Copy out all of the material, matching it word for word.
_ _ _ _ _
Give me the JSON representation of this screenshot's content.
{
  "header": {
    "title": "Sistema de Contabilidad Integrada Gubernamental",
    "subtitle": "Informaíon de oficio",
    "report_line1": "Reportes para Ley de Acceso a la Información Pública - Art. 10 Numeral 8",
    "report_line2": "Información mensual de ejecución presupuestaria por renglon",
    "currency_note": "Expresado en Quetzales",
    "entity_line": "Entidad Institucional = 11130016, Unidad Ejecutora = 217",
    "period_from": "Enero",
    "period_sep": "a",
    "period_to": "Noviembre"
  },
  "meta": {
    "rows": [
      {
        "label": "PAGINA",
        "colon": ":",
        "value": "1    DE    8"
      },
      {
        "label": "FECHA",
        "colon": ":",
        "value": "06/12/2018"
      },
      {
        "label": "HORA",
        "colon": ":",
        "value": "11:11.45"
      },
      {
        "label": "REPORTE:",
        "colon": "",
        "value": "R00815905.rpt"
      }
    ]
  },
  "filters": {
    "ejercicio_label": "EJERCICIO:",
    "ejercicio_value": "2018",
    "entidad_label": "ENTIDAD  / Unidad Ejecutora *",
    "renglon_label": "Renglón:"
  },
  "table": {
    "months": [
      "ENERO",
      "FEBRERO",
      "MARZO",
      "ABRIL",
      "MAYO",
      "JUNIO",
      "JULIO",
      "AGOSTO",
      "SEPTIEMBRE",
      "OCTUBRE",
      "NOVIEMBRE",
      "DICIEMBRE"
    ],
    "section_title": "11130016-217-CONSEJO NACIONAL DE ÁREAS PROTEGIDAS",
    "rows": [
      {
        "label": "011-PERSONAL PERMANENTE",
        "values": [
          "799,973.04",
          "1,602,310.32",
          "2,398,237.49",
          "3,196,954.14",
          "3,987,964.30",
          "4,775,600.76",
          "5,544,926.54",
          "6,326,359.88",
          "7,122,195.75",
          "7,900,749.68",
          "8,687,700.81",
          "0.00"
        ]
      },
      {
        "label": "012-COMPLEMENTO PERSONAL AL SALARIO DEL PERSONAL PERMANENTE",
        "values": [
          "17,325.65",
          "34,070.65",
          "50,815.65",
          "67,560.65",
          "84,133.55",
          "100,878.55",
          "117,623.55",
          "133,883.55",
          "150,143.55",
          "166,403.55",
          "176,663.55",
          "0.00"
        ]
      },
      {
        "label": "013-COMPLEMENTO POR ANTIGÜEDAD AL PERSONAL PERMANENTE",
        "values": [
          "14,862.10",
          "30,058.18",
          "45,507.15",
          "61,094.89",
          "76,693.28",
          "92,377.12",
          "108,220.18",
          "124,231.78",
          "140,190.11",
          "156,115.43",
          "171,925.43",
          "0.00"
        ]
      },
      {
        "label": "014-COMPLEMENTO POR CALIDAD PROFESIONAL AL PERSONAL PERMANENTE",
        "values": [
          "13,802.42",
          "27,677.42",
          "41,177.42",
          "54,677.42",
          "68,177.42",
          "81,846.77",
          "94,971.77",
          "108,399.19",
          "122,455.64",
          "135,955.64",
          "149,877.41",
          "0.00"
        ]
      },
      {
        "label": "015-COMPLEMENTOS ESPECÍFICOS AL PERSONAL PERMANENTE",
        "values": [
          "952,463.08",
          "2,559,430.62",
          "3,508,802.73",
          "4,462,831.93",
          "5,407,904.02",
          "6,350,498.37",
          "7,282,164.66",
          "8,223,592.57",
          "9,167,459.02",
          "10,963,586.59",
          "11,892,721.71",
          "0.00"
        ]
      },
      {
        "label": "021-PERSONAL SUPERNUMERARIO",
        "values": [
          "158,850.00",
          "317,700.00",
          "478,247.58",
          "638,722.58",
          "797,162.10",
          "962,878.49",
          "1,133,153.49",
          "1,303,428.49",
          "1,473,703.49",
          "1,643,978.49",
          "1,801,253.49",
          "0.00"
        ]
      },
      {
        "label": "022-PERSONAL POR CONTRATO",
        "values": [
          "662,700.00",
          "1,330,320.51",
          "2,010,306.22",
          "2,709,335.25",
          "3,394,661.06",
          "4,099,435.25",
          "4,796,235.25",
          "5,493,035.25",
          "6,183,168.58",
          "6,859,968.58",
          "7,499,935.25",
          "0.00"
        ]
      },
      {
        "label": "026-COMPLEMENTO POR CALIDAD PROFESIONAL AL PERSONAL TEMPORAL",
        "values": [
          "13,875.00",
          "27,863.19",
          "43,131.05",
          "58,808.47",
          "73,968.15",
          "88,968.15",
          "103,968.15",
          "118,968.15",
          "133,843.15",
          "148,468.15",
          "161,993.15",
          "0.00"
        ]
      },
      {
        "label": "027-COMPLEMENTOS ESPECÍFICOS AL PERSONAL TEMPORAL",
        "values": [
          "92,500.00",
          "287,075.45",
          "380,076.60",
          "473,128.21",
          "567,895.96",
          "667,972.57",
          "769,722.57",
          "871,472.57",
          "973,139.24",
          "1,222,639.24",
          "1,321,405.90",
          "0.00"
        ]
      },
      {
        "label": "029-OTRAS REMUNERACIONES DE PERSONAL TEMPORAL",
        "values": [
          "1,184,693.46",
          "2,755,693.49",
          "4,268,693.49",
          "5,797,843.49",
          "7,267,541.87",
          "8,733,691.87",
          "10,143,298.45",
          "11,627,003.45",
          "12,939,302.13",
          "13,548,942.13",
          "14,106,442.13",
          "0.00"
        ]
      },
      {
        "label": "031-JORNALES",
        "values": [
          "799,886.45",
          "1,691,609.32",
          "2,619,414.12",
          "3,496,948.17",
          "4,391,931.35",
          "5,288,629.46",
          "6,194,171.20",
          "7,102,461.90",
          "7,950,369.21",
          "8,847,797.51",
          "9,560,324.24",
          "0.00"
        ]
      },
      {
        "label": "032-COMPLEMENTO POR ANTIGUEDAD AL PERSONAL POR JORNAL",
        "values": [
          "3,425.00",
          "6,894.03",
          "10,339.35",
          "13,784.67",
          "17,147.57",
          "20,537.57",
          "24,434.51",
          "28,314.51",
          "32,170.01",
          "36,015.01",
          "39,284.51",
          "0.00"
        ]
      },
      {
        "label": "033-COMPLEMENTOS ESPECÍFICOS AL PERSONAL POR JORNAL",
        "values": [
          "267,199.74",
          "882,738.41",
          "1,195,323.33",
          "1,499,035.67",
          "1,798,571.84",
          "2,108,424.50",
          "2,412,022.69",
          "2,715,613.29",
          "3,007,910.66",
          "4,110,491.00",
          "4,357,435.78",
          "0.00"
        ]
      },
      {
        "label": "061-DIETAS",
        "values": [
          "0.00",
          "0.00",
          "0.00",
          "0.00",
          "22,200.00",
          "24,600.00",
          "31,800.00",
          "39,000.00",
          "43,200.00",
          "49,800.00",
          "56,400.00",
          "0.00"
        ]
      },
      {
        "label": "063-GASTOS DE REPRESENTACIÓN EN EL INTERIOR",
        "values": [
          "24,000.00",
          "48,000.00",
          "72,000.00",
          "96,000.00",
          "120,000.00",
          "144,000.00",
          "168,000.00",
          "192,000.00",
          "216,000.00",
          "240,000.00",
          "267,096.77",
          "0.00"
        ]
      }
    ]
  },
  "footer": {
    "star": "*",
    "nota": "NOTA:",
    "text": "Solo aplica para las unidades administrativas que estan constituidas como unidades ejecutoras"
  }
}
_ _ _ _ _
◆ Expected answer
Give me the JSON representation of this screenshot's content.
{
  "header": {
    "title": "Sistema de Contabilidad Integrada Gubernamental",
    "subtitle": "Informaíon de oficio",
    "report_line1": "Reportes para Ley de Acceso a la Información Pública - Art. 10 Numeral 8",
    "report_line2": "Información mensual de ejecución presupuestaria por renglon",
    "currency_note": "Expresado en Quetzales",
    "entity_line": "Entidad Institucional = 11130016, Unidad Ejecutora = 217",
    "period_from": "Enero",
    "period_sep": "a",
    "period_to": "Noviembre"
  },
  "meta": {
    "rows": [
      {
        "label": "PAGINA",
        "colon": ":",
        "value": "1    DE    8"
      },
      {
        "label": "FECHA",
        "colon": ":",
        "value": "06/12/2018"
      },
      {
        "label": "HORA",
        "colon": ":",
        "value": "11:11.45"
      },
      {
        "label": "REPORTE:",
        "colon": "",
        "value": "R00815905.rpt"
      }
    ]
  },
  "filters": {
    "ejercicio_label": "EJERCICIO:",
    "ejercicio_value": "2018",
    "entidad_label": "ENTIDAD  / Unidad Ejecutora *",
    "renglon_label": "Renglón:"
  },
  "table": {
    "months": [
      "ENERO",
      "FEBRERO",
      "MARZO",
      "ABRIL",
      "MAYO",
      "JUNIO",
      "JULIO",
      "AGOSTO",
      "SEPTIEMBRE",
      "OCTUBRE",
      "NOVIEMBRE",
      "DICIEMBRE"
    ],
    "section_title": "11130016-217-CONSEJO NACIONAL DE ÁREAS PROTEGIDAS",
    "rows": [
      {
        "label": "011-PERSONAL PERMANENTE",
        "values": [
          "799,973.04",
          "1,602,310.32",
          "2,398,237.49",
          "3,196,954.14",
          "3,987,964.30",
          "4,775,600.76",
          "5,544,926.54",
          "6,326,359.88",
          "7,122,195.75",
          "7,900,749.68",
          "8,687,700.81",
          "0.00"
        ]
      },
      {
        "label": "012-COMPLEMENTO PERSONAL AL SALARIO DEL PERSONAL PERMANENTE",
        "values": [
          "17,325.65",
          "34,070.65",
          "50,815.65",
          "67,560.65",
          "84,133.55",
          "100,878.55",
          "117,623.55",
          "133,883.55",
          "150,143.55",
          "166,403.55",
          "176,663.55",
          "0.00"
        ]
      },
      {
        "label": "013-COMPLEMENTO POR ANTIGÜEDAD AL PERSONAL PERMANENTE",
        "values": [
          "14,862.10",
          "30,058.18",
          "45,507.15",
          "61,094.89",
          "76,693.28",
          "92,377.12",
          "108,220.18",
          "124,231.78",
          "140,190.11",
          "156,115.43",
          "171,925.43",
          "0.00"
        ]
      },
      {
        "label": "014-COMPLEMENTO POR CALIDAD PROFESIONAL AL PERSONAL PERMANENTE",
        "values": [
          "13,802.42",
          "27,677.42",
          "41,177.42",
          "54,677.42",
          "68,177.42",
          "81,846.77",
          "94,971.77",
          "108,399.19",
          "122,455.64",
          "135,955.64",
          "149,877.41",
          "0.00"
        ]
      },
      {
        "label": "015-COMPLEMENTOS ESPECÍFICOS AL PERSONAL PERMANENTE",
        "values": [
          "952,463.08",
          "2,559,430.62",
          "3,508,802.73",
          "4,462,831.93",
          "5,407,904.02",
          "6,350,498.37",
          "7,282,164.66",
          "8,223,592.57",
          "9,167,459.02",
          "10,963,586.59",
          "11,892,721.71",
          "0.00"
        ]
      },
      {
        "label": "021-PERSONAL SUPERNUMERARIO",
        "values": [
          "158,850.00",
          "317,700.00",
          "478,247.58",
          "638,722.58",
          "797,162.10",
          "962,878.49",
          "1,133,153.49",
          "1,303,428.49",
          "1,473,703.49",
          "1,643,978.49",
          "1,801,253.49",
          "0.00"
        ]
      },
      {
        "label": "022-PERSONAL POR CONTRATO",
        "values": [
          "662,700.00",
          "1,330,320.51",
          "2,010,306.22",
          "2,709,335.25",
          "3,394,661.06",
          "4,099,435.25",
          "4,796,235.25",
          "5,493,035.25",
          "6,183,168.58",
          "6,859,968.58",
          "7,499,935.25",
          "0.00"
        ]
      },
      {
        "label": "026-COMPLEMENTO POR CALIDAD PROFESIONAL AL PERSONAL TEMPORAL",
        "values": [
          "13,875.00",
          "27,863.19",
          "43,131.05",
          "58,808.47",
          "73,968.15",
          "88,968.15",
          "103,968.15",
          "118,968.15",
          "133,843.15",
          "148,468.15",
          "161,993.15",
          "0.00"
        ]
      },
      {
        "label": "027-COMPLEMENTOS ESPECÍFICOS AL PERSONAL TEMPORAL",
        "values": [
          "92,500.00",
          "287,075.45",
          "380,076.60",
          "473,128.21",
          "567,895.96",
          "667,972.57",
          "769,722.57",
          "871,472.57",
          "973,139.24",
          "1,222,639.24",
          "1,321,405.90",
          "0.00"
        ]
      },
      {
        "label": "029-OTRAS REMUNERACIONES DE PERSONAL TEMPORAL",
        "values": [
          "1,184,693.46",
          "2,755,693.49",
          "4,268,693.49",
          "5,797,843.49",
          "7,267,541.87",
          "8,733,691.87",
          "10,143,298.45",
          "11,627,003.45",
          "12,939,302.13",
          "13,548,942.13",
          "14,106,442.13",
          "0.00"
        ]
      },
      {
        "label": "031-JORNALES",
        "values": [
          "799,886.45",
          "1,691,609.32",
          "2,619,414.12",
          "3,496,948.17",
          "4,391,931.35",
          "5,288,629.46",
          "6,194,171.20",
          "7,102,461.90",
          "7,950,369.21",
          "8,847,797.51",
          "9,560,324.24",
          "0.00"
        ]
      },
      {
        "label": "032-COMPLEMENTO POR ANTIGUEDAD AL PERSONAL POR JORNAL",
        "values": [
          "3,425.00",
          "6,894.03",
          "10,339.35",
          "13,784.67",
          "17,147.57",
          "20,537.57",
          "24,434.51",
          "28,314.51",
          "32,170.01",
          "36,015.01",
          "39,284.51",
          "0.00"
        ]
      },
      {
        "label": "033-COMPLEMENTOS ESPECÍFICOS AL PERSONAL POR JORNAL",
        "values": [
          "267,199.74",
          "882,738.41",
          "1,195,323.33",
          "1,499,035.67",
          "1,798,571.84",
          "2,108,424.50",
          "2,412,022.69",
          "2,715,613.29",
          "3,007,910.66",
          "4,110,491.00",
          "4,357,435.78",
          "0.00"
        ]
      },
      {
        "label": "061-DIETAS",
        "values": [
          "0.00",
          "0.00",
          "0.00",
          "0.00",
          "22,200.00",
          "24,600.00",
          "31,800.00",
          "39,000.00",
          "43,200.00",
          "49,800.00",
          "56,400.00",
          "0.00"
        ]
      },
      {
        "label": "063-GASTOS DE REPRESENTACIÓN EN EL INTERIOR",
        "values": [
          "24,000.00",
          "48,000.00",
          "72,000.00",
          "96,000.00",
          "120,000.00",
          "144,000.00",
          "168,000.00",
          "192,000.00",
          "216,000.00",
          "240,000.00",
          "267,096.77",
          "0.00"
        ]
      }
    ]
  },
  "footer": {
    "star": "*",
    "nota": "NOTA:",
    "text": "Solo aplica para las unidades administrativas que estan constituidas como unidades ejecutoras"
  }
}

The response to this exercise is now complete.